### PROBLEM TO SOLVE
Reproduce all of the material word for word.

### ROWS
* Begin *

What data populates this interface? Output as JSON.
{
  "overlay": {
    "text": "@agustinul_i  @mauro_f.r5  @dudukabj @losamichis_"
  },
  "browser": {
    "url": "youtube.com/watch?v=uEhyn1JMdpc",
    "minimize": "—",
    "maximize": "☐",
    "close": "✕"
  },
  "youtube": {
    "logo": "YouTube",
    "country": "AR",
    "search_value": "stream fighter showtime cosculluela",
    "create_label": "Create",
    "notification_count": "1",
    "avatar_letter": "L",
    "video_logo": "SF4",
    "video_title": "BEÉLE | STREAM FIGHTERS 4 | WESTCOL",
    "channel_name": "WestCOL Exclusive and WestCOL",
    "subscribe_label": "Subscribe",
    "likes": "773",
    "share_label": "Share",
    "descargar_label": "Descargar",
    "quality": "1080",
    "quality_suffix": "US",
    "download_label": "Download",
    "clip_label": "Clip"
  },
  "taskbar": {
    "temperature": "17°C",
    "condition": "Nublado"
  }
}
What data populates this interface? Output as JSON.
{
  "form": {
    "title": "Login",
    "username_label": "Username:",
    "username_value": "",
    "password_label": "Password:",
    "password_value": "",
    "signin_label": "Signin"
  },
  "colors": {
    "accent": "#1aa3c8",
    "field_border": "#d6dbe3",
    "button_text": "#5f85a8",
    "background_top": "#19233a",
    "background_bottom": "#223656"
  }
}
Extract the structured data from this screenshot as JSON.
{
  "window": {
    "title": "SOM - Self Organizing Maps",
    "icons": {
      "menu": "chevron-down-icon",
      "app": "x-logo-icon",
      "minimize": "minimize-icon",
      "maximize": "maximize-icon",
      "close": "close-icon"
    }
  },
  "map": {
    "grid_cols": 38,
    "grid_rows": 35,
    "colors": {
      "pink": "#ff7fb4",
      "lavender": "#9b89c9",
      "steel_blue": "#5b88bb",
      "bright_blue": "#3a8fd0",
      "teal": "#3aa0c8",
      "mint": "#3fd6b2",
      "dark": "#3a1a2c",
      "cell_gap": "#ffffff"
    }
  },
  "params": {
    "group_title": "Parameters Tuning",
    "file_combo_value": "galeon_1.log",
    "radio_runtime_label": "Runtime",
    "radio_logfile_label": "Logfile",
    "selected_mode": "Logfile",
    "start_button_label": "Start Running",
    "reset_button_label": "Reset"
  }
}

* End *

### SOLUTION FOR THIS TASK
What data populates this interface? Output as JSON.
{
  "overlay": {
    "text": "@agustinul_i  @mauro_f.r5  @dudukabj @losamichis_"
  },
  "browser": {
    "url": "youtube.com/watch?v=uEhyn1JMdpc",
    "minimize": "—",
    "maximize": "☐",
    "close": "✕"
  },
  "youtube": {
    "logo": "YouTube",
    "country": "AR",
    "search_value": "stream fighter showtime cosculluela",
    "create_label": "Create",
    "notification_count": "1",
    "avatar_letter": "L",
    "video_logo": "SF4",
    "video_title": "BEÉLE | STREAM FIGHTERS 4 | WESTCOL",
    "channel_name": "WestCOL Exclusive and WestCOL",
    "subscribe_label": "Subscribe",
    "likes": "773",
    "share_label": "Share",
    "descargar_label": "Descargar",
    "quality": "1080",
    "quality_suffix": "US",
    "download_label": "Download",
    "clip_label": "Clip"
  },
  "taskbar": {
    "temperature": "17°C",
    "condition": "Nublado"
  }
}
What data populates this interface? Output as JSON.
{
  "form": {
    "title": "Login",
    "username_label": "Username:",
    "username_value": "",
    "password_label": "Password:",
    "password_value": "",
    "signin_label": "Signin"
  },
  "colors": {
    "accent": "#1aa3c8",
    "field_border": "#d6dbe3",
    "button_text": "#5f85a8",
    "background_top": "#19233a",
    "background_bottom": "#223656"
  }
}
Extract the structured data from this screenshot as JSON.
{
  "window": {
    "title": "SOM - Self Organizing Maps",
    "icons": {
      "menu": "chevron-down-icon",
      "app": "x-logo-icon",
      "minimize": "minimize-icon",
      "maximize": "maximize-icon",
      "close": "close-icon"
    }
  },
  "map": {
    "grid_cols": 38,
    "grid_rows": 35,
    "colors": {
      "pink": "#ff7fb4",
      "lavender": "#9b89c9",
      "steel_blue": "#5b88bb",
      "bright_blue": "#3a8fd0",
      "teal": "#3aa0c8",
      "mint": "#3fd6b2",
      "dark": "#3a1a2c",
      "cell_gap": "#ffffff"
    }
  },
  "params": {
    "group_title": "Parameters Tuning",
    "file_combo_value": "galeon_1.log",
    "radio_runtime_label": "Runtime",
    "radio_logfile_label": "Logfile",
    "selected_mode": "Logfile",
    "start_button_label": "Start Running",
    "reset_button_label": "Reset"
  }
}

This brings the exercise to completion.